If fixed the dark background of Word in Office online by going into about:config and changing the following tag to true:
ui.use_standins_for_native_colors = true

(In reply to Karl Tomlinson (:karlt) from comment #23)

The purpose of the window system color is to return the system window
background color.

CSS Color Module Level 4 clarifies[1] that 'Window' is the same as 'Canvas', which is defined[2] as "Background of application content or documents" and rendered as white in the specification. This matches what Microsoft is expecting, as well as other browsers' behaviour.

Likely moving 'case ColorID::Window:' from 'aColor = mMozWindowBackground;' to 'aColor = mFieldBackground;' in widget/gtk/nsLookAndFeel.cpp will get the behaviour closer to the expected one.

1 https://www.w3.org/TR/css-color-4/#window
2 https://www.w3.org/TR/css-color-4/#valdef-system-color-canvas

I was not able to reproduce the issue. The background in the Word Online document is displayed as expected:

https://prnt.sc/E0gHaEPV1VvK

Rahul, is the issue still reproducible on your side?

SOURCE INFORMATION:
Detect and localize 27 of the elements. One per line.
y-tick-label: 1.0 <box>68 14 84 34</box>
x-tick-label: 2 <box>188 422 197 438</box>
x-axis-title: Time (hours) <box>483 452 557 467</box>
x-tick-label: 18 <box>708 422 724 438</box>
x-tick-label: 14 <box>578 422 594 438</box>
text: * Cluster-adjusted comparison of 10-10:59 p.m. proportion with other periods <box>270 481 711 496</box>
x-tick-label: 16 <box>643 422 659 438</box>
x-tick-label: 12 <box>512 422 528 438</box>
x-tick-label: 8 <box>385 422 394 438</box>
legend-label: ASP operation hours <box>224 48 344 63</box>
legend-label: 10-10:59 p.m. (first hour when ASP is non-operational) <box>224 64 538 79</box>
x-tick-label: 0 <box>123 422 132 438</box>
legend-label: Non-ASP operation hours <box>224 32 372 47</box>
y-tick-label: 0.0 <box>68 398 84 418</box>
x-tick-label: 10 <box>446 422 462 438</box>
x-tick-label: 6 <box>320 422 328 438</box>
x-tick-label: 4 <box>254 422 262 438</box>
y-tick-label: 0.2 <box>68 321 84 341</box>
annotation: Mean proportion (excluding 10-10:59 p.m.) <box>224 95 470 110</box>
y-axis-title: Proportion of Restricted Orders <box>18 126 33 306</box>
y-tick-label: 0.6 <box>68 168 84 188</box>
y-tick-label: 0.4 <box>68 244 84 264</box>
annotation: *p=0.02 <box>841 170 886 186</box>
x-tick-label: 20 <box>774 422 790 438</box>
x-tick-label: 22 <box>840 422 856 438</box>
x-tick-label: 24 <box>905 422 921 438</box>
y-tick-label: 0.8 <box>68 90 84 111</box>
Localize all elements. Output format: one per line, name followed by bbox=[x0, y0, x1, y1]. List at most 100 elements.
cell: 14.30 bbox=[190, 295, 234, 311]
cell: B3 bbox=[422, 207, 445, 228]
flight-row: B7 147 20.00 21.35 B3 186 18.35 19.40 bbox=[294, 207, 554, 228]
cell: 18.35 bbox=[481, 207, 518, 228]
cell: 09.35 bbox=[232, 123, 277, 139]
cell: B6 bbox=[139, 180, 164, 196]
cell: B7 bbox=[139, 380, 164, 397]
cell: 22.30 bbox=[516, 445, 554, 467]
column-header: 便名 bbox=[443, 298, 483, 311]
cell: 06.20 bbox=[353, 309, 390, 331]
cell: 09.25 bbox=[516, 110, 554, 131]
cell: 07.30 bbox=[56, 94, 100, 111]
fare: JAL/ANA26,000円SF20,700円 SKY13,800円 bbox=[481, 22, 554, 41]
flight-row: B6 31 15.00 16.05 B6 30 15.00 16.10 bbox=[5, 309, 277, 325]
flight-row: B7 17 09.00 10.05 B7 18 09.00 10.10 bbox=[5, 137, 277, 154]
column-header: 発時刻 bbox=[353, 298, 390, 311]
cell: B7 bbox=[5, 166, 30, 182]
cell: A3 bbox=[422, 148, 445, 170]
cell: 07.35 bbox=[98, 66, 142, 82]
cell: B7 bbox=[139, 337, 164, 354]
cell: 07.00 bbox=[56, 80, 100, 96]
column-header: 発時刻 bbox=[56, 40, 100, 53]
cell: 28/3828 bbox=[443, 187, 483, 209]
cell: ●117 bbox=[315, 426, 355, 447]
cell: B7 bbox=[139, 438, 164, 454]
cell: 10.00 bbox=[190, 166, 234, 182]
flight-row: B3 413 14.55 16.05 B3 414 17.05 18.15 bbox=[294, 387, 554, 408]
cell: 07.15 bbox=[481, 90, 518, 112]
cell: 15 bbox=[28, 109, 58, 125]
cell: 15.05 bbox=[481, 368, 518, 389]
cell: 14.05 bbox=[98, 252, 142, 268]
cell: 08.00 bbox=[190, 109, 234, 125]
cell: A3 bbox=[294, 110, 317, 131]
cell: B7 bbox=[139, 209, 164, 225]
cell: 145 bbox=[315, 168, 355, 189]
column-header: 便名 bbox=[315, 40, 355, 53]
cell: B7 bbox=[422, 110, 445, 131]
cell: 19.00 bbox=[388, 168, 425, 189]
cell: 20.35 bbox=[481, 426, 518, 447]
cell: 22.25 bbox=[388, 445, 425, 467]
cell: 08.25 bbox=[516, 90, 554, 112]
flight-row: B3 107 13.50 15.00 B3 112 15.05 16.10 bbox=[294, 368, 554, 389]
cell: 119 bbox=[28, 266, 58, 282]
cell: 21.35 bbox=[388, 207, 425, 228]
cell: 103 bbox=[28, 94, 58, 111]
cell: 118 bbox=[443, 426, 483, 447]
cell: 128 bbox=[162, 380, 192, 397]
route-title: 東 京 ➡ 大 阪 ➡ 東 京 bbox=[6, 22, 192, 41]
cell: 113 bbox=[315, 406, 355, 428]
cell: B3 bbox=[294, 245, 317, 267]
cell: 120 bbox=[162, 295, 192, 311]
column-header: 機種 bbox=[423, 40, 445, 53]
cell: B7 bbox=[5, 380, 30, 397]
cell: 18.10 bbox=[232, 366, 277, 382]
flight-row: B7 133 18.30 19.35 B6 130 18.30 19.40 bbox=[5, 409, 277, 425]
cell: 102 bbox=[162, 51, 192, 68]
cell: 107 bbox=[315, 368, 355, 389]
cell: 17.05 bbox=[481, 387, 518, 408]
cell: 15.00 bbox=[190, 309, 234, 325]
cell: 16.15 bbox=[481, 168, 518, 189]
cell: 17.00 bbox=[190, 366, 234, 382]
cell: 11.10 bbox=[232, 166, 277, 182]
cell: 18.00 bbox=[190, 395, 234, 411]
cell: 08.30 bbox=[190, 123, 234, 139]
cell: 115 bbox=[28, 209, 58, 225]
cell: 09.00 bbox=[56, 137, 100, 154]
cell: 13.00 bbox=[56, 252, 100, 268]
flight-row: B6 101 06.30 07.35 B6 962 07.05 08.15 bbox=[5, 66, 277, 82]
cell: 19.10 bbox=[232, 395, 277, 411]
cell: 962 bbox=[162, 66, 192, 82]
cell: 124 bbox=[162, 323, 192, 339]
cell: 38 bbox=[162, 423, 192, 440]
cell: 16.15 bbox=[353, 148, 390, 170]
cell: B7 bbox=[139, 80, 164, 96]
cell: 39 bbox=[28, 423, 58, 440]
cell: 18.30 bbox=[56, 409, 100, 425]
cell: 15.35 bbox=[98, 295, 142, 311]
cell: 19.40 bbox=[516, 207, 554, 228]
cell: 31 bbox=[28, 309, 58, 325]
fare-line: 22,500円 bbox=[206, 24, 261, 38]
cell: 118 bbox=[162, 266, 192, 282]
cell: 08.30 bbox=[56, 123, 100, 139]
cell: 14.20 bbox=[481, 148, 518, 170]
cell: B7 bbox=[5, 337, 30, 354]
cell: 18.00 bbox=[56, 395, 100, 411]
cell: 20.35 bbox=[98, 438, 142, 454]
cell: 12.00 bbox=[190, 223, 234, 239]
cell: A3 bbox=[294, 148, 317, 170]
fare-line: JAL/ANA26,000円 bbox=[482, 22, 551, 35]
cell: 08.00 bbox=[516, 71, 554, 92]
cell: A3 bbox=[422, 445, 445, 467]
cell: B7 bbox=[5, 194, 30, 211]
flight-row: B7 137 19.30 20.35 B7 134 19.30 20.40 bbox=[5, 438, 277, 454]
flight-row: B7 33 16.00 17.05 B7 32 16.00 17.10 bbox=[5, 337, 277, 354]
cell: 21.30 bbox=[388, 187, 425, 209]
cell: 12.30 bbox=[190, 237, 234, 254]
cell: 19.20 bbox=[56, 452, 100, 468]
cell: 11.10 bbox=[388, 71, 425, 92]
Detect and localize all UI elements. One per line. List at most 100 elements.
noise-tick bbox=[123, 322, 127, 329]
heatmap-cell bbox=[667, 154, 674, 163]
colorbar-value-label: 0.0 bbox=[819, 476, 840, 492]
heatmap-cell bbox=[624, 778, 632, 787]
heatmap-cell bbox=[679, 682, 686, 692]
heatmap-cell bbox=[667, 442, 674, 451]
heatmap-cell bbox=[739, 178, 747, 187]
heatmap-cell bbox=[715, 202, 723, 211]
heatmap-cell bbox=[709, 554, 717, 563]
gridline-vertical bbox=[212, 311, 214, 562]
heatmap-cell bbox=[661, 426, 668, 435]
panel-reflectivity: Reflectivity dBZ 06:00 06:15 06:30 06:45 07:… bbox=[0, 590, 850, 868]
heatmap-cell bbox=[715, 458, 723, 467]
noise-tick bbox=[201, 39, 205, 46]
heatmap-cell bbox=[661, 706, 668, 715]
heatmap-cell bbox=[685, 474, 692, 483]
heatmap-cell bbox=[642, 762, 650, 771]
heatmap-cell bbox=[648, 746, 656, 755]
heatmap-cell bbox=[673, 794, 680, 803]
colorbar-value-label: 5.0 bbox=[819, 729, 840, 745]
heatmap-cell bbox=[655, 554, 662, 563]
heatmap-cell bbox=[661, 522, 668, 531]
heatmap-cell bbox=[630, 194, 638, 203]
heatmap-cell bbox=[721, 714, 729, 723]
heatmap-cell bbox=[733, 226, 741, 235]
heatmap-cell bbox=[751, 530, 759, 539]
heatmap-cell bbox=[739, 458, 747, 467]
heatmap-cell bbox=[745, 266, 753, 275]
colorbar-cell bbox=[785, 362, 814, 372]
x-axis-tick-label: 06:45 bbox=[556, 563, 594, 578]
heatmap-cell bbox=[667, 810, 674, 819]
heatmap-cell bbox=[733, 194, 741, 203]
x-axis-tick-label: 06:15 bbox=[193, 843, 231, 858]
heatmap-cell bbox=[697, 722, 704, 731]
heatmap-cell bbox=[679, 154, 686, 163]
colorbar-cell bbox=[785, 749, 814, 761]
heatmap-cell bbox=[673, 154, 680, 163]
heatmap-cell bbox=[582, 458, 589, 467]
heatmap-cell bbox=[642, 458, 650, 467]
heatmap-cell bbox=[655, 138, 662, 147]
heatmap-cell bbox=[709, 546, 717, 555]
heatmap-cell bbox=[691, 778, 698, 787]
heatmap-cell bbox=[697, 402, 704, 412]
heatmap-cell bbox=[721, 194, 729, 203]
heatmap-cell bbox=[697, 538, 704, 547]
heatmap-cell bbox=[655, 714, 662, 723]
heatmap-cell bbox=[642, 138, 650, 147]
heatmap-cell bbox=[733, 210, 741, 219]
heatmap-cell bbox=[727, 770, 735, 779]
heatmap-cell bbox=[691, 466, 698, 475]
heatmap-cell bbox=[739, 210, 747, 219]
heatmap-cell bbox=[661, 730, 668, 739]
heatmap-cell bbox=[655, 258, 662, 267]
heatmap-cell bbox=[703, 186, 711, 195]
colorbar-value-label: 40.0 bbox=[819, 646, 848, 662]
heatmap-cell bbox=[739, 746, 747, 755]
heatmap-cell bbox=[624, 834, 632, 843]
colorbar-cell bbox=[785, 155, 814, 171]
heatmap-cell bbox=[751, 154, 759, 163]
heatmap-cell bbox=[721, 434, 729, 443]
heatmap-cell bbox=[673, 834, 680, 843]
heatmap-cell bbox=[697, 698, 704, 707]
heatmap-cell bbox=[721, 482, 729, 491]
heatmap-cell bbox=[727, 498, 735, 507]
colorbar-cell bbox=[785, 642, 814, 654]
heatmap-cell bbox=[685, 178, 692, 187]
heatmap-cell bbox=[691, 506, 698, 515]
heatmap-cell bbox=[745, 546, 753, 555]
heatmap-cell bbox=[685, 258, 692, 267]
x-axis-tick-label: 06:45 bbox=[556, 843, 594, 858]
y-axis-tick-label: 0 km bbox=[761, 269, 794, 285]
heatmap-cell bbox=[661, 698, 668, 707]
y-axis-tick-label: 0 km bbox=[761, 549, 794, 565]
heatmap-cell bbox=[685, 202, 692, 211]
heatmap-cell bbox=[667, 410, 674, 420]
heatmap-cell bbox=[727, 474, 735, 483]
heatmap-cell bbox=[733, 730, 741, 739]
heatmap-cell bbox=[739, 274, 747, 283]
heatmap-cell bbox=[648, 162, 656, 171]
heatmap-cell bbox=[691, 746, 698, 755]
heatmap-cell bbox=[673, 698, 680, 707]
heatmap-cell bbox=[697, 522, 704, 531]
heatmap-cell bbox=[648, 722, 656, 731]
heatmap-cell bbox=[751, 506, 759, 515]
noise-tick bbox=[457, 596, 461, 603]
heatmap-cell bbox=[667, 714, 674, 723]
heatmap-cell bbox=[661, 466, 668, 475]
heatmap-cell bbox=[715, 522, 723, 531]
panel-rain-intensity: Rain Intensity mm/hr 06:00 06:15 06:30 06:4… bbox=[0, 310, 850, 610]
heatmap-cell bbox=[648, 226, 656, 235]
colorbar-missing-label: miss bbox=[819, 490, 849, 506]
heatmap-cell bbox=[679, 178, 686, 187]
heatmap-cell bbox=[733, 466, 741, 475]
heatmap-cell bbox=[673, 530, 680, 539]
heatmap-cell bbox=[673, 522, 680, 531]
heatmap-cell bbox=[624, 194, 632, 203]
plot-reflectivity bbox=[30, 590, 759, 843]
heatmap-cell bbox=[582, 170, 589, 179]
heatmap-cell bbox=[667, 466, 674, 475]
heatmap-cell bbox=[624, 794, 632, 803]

WORK TASK 1: List every web address that appears in the discussion of Word Online's dark background.
WORK TASK 2: Go on with the discussion of Word Online's dark background, starting after its last line.

WRITTEN REPLY 1:
https://www.w3.org/TR/css-color-4/#window
https://www.w3.org/TR/css-color-4/#valdef-system-color-canvas
https://prnt.sc/E0gHaEPV1VvK

WRITTEN REPLY 2:
Tested with:

Browser / Version: Firefox Nightly 100.0a1 (2022-03-28) (64-bit)
Operating System: Ubuntu 20.4 LTS x64

Flags: needinfo?(yrahul3910)

(I've lost access to my previous account because of 2FA, so this is a new account).

Unfortunately, I do not have access to a Linux system at this time. On my Mac, I cannot reproduct this issue, and it seems like that is also true for your Ubuntu system. Perhaps this issue is fixed?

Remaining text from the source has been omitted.